Extracted information:
------------------------------------

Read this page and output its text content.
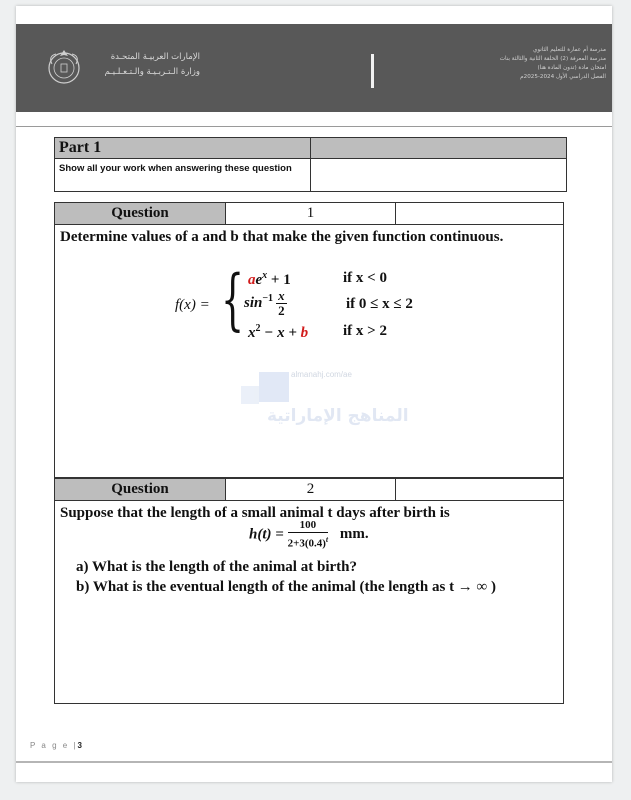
الإمارات العربيـة المتحـدة
وزارة الـتـربـيـة والـتـعـلـيـم
مدرسة أم عمارة للتعليم الثانوي
مدرسة المعرفة (2) الحلقة الثانية والثالثة بنات
امتحان مادة (تدون المادة هنا)
الفصل الدراسي الأول 2024-2025م
Part 1	
Show all your work when answering these question	
Question	1
Determine values of a and b that make the given function continuous.
f(x) = { $ae^x + 1$	if x < 0
$\sin^{-1} \frac{x}{2}$	if 0 ≤ x ≤ 2
$x^2 - x + b$ if x > 2
almanahj.com/ae
المناهج الإماراتية
Question	2
Suppose that the length of a small animal t days after birth is
$h(t) = \frac{100}{2+3(0.4)^t}$ mm.
a) What is the length of the animal at birth?
b) What is the eventual length of the animal (the length as t → ∞ )
P a g e |3
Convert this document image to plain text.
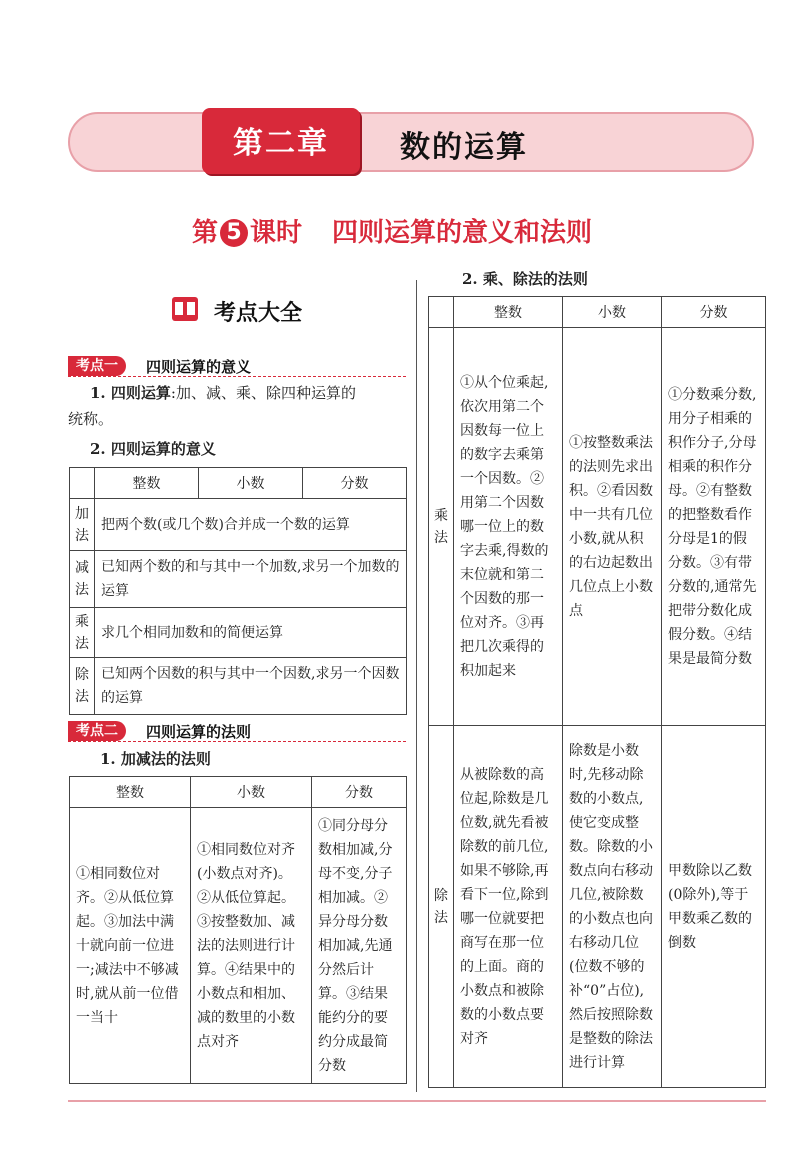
第二章	数的运算
第 5 课时 四则运算的意义和法则
考点大全
考点一	四则运算的意义
1. 四则运算:加、减、乘、除四种运算的
统称。
2. 四则运算的意义
	整数	小数	分数
加法	把两个数(或几个数)合并成一个数的运算		
减法	已知两个数的和与其中一个加数,求另一个加数的运算		
乘法	求几个相同加数和的简便运算		
除法	已知两个因数的积与其中一个因数,求另一个因数的运算		
考点二	四则运算的法则
1. 加减法的法则
整数	小数	分数
①相同数位对齐。②从低位算起。③加法中满十就向前一位进一;减法中不够减时,就从前一位借一当十	①相同数位对齐(小数点对齐)。②从低位算起。③按整数加、减法的法则进行计算。④结果中的小数点和相加、减的数里的小数点对齐	①同分母分数相加减,分母不变,分子相加减。②异分母分数相加减,先通分然后计算。③结果能约分的要约分成最简分数
2. 乘、除法的法则
	整数	小数	分数
乘法	①从个位乘起,依次用第二个因数每一位上的数字去乘第一个因数。②用第二个因数哪一位上的数字去乘,得数的末位就和第二个因数的那一位对齐。③再把几次乘得的积加起来	①按整数乘法的法则先求出积。②看因数中一共有几位小数,就从积的右边起数出几位点上小数点	①分数乘分数,用分子相乘的积作分子,分母相乘的积作分母。②有整数的把整数看作分母是1的假分数。③有带分数的,通常先把带分数化成假分数。④结果是最简分数
除法	从被除数的高位起,除数是几位数,就先看被除数的前几位,如果不够除,再看下一位,除到哪一位就要把商写在那一位的上面。商的小数点和被除数的小数点要对齐	除数是小数时,先移动除数的小数点,使它变成整数。除数的小数点向右移动几位,被除数的小数点也向右移动几位(位数不够的补“0”占位),然后按照除数是整数的除法进行计算	甲数除以乙数(0除外),等于甲数乘乙数的倒数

------------------------------------

Short exercise:
Among the entries above, how many lines include the word "frac"? Reply with the number only.

Result below:
2